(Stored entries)
+ + +
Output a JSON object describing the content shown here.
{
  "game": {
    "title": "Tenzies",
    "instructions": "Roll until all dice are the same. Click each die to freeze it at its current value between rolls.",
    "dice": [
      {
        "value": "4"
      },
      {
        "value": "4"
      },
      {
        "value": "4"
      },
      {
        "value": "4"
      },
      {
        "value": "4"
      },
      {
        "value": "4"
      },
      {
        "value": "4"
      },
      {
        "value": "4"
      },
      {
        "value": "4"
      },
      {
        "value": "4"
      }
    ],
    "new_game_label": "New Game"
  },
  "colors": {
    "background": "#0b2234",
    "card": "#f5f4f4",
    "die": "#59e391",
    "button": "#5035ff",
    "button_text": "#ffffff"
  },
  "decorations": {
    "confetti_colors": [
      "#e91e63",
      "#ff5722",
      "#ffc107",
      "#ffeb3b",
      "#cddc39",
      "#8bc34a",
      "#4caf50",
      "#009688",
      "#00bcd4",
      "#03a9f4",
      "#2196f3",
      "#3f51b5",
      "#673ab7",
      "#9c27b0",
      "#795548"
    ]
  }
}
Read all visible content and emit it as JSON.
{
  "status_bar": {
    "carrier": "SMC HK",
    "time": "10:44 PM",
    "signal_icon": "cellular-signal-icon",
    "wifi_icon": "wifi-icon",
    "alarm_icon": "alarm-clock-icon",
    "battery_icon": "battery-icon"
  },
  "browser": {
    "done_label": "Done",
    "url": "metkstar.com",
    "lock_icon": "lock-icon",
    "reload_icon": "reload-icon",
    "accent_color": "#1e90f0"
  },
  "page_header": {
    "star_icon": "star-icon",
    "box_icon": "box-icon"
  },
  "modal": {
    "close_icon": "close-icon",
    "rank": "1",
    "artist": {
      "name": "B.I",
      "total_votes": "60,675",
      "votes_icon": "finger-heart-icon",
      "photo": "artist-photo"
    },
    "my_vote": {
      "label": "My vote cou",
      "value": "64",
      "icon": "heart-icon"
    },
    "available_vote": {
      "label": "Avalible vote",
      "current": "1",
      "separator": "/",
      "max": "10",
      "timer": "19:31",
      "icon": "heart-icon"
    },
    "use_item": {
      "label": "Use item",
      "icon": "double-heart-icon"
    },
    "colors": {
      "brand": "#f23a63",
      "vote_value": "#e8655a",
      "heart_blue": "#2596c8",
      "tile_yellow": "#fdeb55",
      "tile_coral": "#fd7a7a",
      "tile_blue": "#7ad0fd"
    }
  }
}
+ + +
* [Work instructions] Output the full listing without altering anything.

* [Task answer]
Output a JSON object describing the content shown here.
{
  "game": {
    "title": "Tenzies",
    "instructions": "Roll until all dice are the same. Click each die to freeze it at its current value between rolls.",
    "dice": [
      {
        "value": "4"
      },
      {
        "value": "4"
      },
      {
        "value": "4"
      },
      {
        "value": "4"
      },
      {
        "value": "4"
      },
      {
        "value": "4"
      },
      {
        "value": "4"
      },
      {
        "value": "4"
      },
      {
        "value": "4"
      },
      {
        "value": "4"
      }
    ],
    "new_game_label": "New Game"
  },
  "colors": {
    "background": "#0b2234",
    "card": "#f5f4f4",
    "die": "#59e391",
    "button": "#5035ff",
    "button_text": "#ffffff"
  },
  "decorations": {
    "confetti_colors": [
      "#e91e63",
      "#ff5722",
      "#ffc107",
      "#ffeb3b",
      "#cddc39",
      "#8bc34a",
      "#4caf50",
      "#009688",
      "#00bcd4",
      "#03a9f4",
      "#2196f3",
      "#3f51b5",
      "#673ab7",
      "#9c27b0",
      "#795548"
    ]
  }
}
Read all visible content and emit it as JSON.
{
  "status_bar": {
    "carrier": "SMC HK",
    "time": "10:44 PM",
    "signal_icon": "cellular-signal-icon",
    "wifi_icon": "wifi-icon",
    "alarm_icon": "alarm-clock-icon",
    "battery_icon": "battery-icon"
  },
  "browser": {
    "done_label": "Done",
    "url": "metkstar.com",
    "lock_icon": "lock-icon",
    "reload_icon": "reload-icon",
    "accent_color": "#1e90f0"
  },
  "page_header": {
    "star_icon": "star-icon",
    "box_icon": "box-icon"
  },
  "modal": {
    "close_icon": "close-icon",
    "rank": "1",
    "artist": {
      "name": "B.I",
      "total_votes": "60,675",
      "votes_icon": "finger-heart-icon",
      "photo": "artist-photo"
    },
    "my_vote": {
      "label": "My vote cou",
      "value": "64",
      "icon": "heart-icon"
    },
    "available_vote": {
      "label": "Avalible vote",
      "current": "1",
      "separator": "/",
      "max": "10",
      "timer": "19:31",
      "icon": "heart-icon"
    },
    "use_item": {
      "label": "Use item",
      "icon": "double-heart-icon"
    },
    "colors": {
      "brand": "#f23a63",
      "vote_value": "#e8655a",
      "heart_blue": "#2596c8",
      "tile_yellow": "#fdeb55",
      "tile_coral": "#fd7a7a",
      "tile_blue": "#7ad0fd"
    }
  }
}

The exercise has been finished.